** Exercise brief **
Return all lines from the listing below in which the string "Estatal" occurs.

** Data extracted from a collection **
+++

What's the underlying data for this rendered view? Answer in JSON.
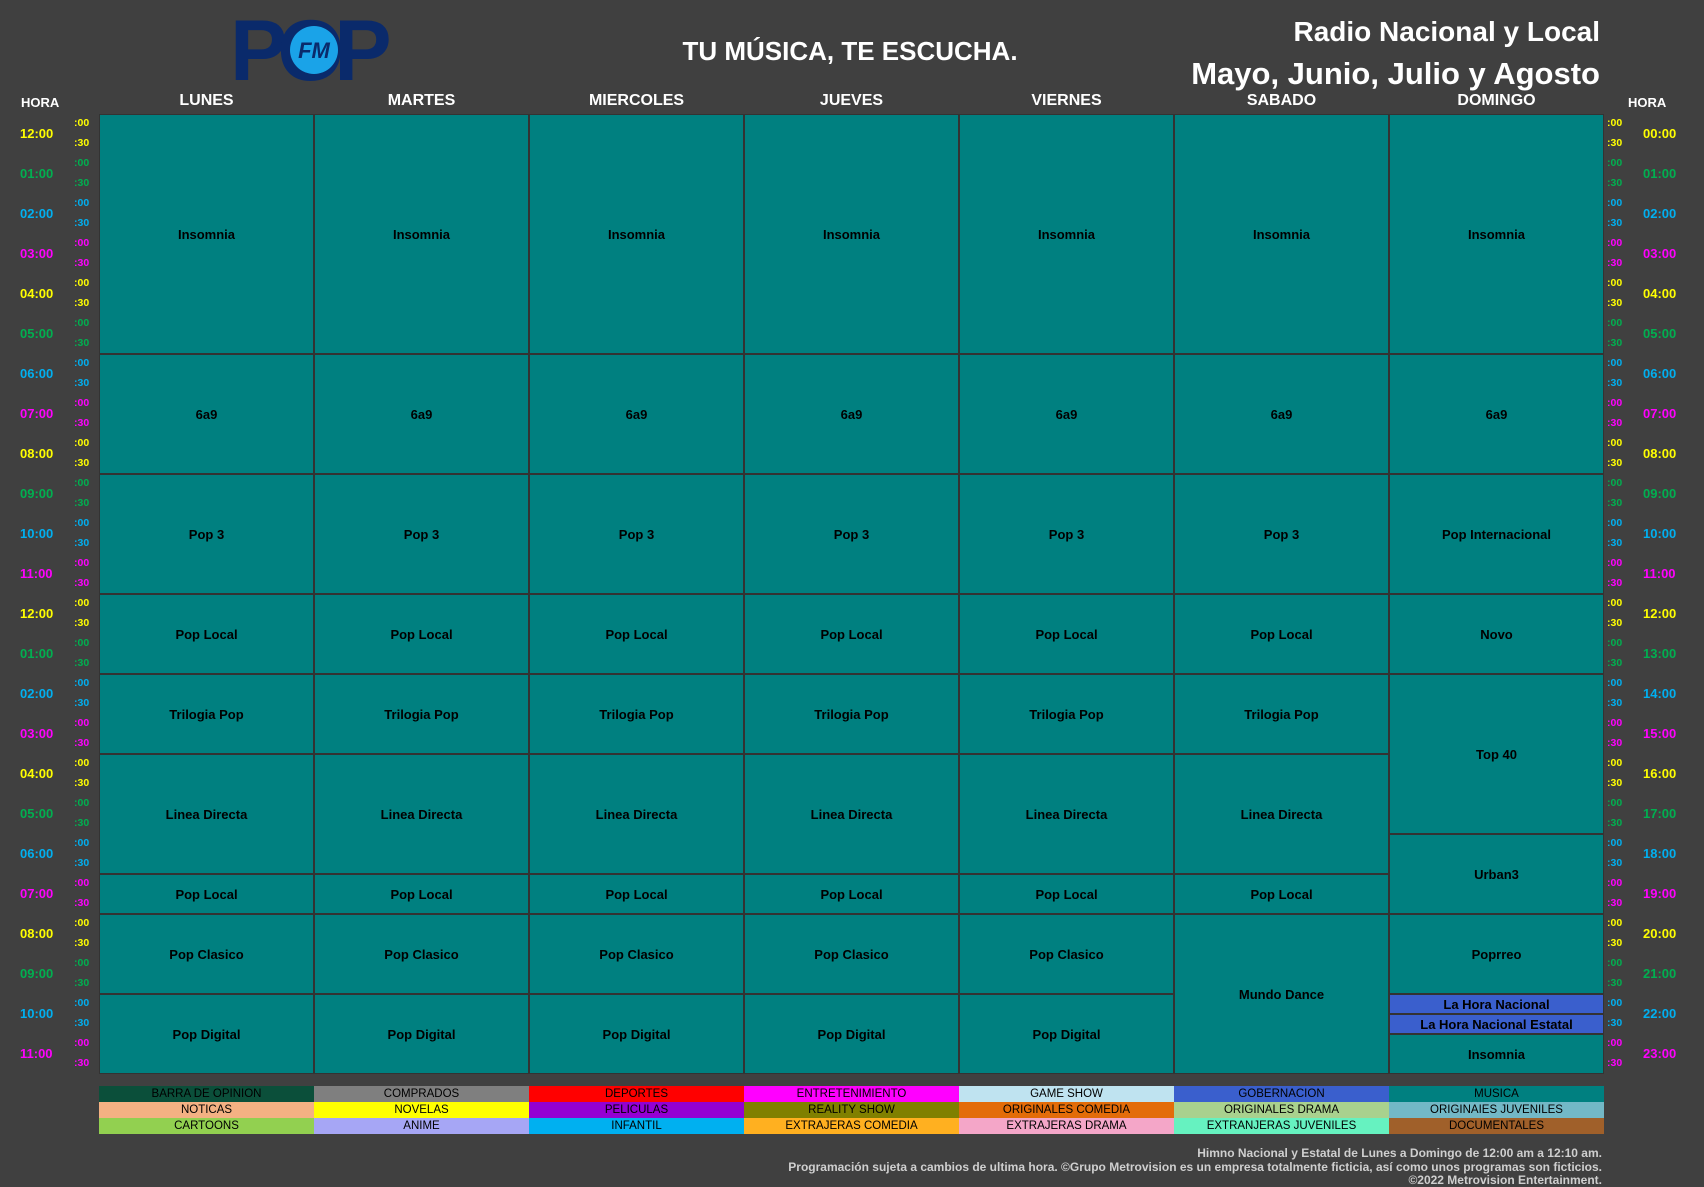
{
  "header": {
    "logo_text": "POP",
    "logo_sub": "FM",
    "slogan": "TU MÚSICA, TE ESCUCHA.",
    "title_line1": "Radio Nacional y Local",
    "title_line2": "Mayo, Junio, Julio y Agosto",
    "hora_left": "HORA",
    "hora_right": "HORA"
  },
  "days": [
    "LUNES",
    "MARTES",
    "MIERCOLES",
    "JUEVES",
    "VIERNES",
    "SABADO",
    "DOMINGO"
  ],
  "hours_left": [
    "12:00",
    "01:00",
    "02:00",
    "03:00",
    "04:00",
    "05:00",
    "06:00",
    "07:00",
    "08:00",
    "09:00",
    "10:00",
    "11:00",
    "12:00",
    "01:00",
    "02:00",
    "03:00",
    "04:00",
    "05:00",
    "06:00",
    "07:00",
    "08:00",
    "09:00",
    "10:00",
    "11:00"
  ],
  "hours_right": [
    "00:00",
    "01:00",
    "02:00",
    "03:00",
    "04:00",
    "05:00",
    "06:00",
    "07:00",
    "08:00",
    "09:00",
    "10:00",
    "11:00",
    "12:00",
    "13:00",
    "14:00",
    "15:00",
    "16:00",
    "17:00",
    "18:00",
    "19:00",
    "20:00",
    "21:00",
    "22:00",
    "23:00"
  ],
  "hour_colors": [
    "#ffff00",
    "#00b050",
    "#00b0f0",
    "#ff00ff"
  ],
  "minute_labels": [
    ":00",
    ":30"
  ],
  "programs": {
    "weekday": [
      {
        "name": "Insomnia",
        "start": 0,
        "end": 12
      },
      {
        "name": "6a9",
        "start": 12,
        "end": 18
      },
      {
        "name": "Pop 3",
        "start": 18,
        "end": 24
      },
      {
        "name": "Pop Local",
        "start": 24,
        "end": 28
      },
      {
        "name": "Trilogia Pop",
        "start": 28,
        "end": 32
      },
      {
        "name": "Linea Directa",
        "start": 32,
        "end": 38
      },
      {
        "name": "Pop Local",
        "start": 38,
        "end": 40
      },
      {
        "name": "Pop Clasico",
        "start": 40,
        "end": 44
      },
      {
        "name": "Pop Digital",
        "start": 44,
        "end": 48
      }
    ],
    "sabado": [
      {
        "name": "Insomnia",
        "start": 0,
        "end": 12
      },
      {
        "name": "6a9",
        "start": 12,
        "end": 18
      },
      {
        "name": "Pop 3",
        "start": 18,
        "end": 24
      },
      {
        "name": "Pop Local",
        "start": 24,
        "end": 28
      },
      {
        "name": "Trilogia Pop",
        "start": 28,
        "end": 32
      },
      {
        "name": "Linea Directa",
        "start": 32,
        "end": 38
      },
      {
        "name": "Pop Local",
        "start": 38,
        "end": 40
      },
      {
        "name": "Mundo Dance",
        "start": 40,
        "end": 48
      }
    ],
    "domingo": [
      {
        "name": "Insomnia",
        "start": 0,
        "end": 12
      },
      {
        "name": "6a9",
        "start": 12,
        "end": 18
      },
      {
        "name": "Pop Internacional",
        "start": 18,
        "end": 24
      },
      {
        "name": "Novo",
        "start": 24,
        "end": 28
      },
      {
        "name": "Top 40",
        "start": 28,
        "end": 36
      },
      {
        "name": "Urban3",
        "start": 36,
        "end": 40
      },
      {
        "name": "Poprreo",
        "start": 40,
        "end": 44
      },
      {
        "name": "La Hora Nacional",
        "start": 44,
        "end": 45,
        "gob": true
      },
      {
        "name": "La Hora Nacional Estatal",
        "start": 45,
        "end": 46,
        "gob": true
      },
      {
        "name": "Insomnia",
        "start": 46,
        "end": 48
      }
    ]
  },
  "legend": [
    [
      {
        "label": "BARRA DE OPINION",
        "color": "#0b4f3a"
      },
      {
        "label": "COMPRADOS",
        "color": "#7f7f7f"
      },
      {
        "label": "DEPORTES",
        "color": "#ff0000"
      },
      {
        "label": "ENTRETENIMIENTO",
        "color": "#ff00ff"
      },
      {
        "label": "GAME SHOW",
        "color": "#bfe3f0"
      },
      {
        "label": "GOBERNACION",
        "color": "#3a5fcd"
      },
      {
        "label": "MUSICA",
        "color": "#008080"
      }
    ],
    [
      {
        "label": "NOTICAS",
        "color": "#f4b183"
      },
      {
        "label": "NOVELAS",
        "color": "#ffff00"
      },
      {
        "label": "PELICULAS",
        "color": "#9400d3"
      },
      {
        "label": "REALITY SHOW",
        "color": "#808000"
      },
      {
        "label": "ORIGINALES COMEDIA",
        "color": "#e36c09"
      },
      {
        "label": "ORIGINALES DRAMA",
        "color": "#a9d18e"
      },
      {
        "label": "ORIGINAIES JUVENILES",
        "color": "#73b8c6"
      }
    ],
    [
      {
        "label": "CARTOONS",
        "color": "#92d050"
      },
      {
        "label": "ANIME",
        "color": "#a6a6f5"
      },
      {
        "label": "INFANTIL",
        "color": "#00b0f0"
      },
      {
        "label": "EXTRAJERAS COMEDIA",
        "color": "#ffb020"
      },
      {
        "label": "EXTRAJERAS DRAMA",
        "color": "#f4a6c8"
      },
      {
        "label": "EXTRANJERAS JUVENILES",
        "color": "#66f2c0"
      },
      {
        "label": "DOCUMENTALES",
        "color": "#a0602a"
      }
    ]
  ],
  "footer": {
    "line1": "Himno Nacional y Estatal de Lunes a Domingo de 12:00 am a 12:10 am.",
    "line2": "Programación sujeta a cambios de ultima hora. ©Grupo Metrovision es un empresa totalmente ficticia, así como unos programas son ficticios.",
    "line3": "©2022 Metrovision Entertainment."
  }
}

+++

** Answer for the task **
        "name": "La Hora Nacional Estatal",
    "line1": "Himno Nacional y Estatal de Lunes a Domingo de 12:00 am a 12:10 am.",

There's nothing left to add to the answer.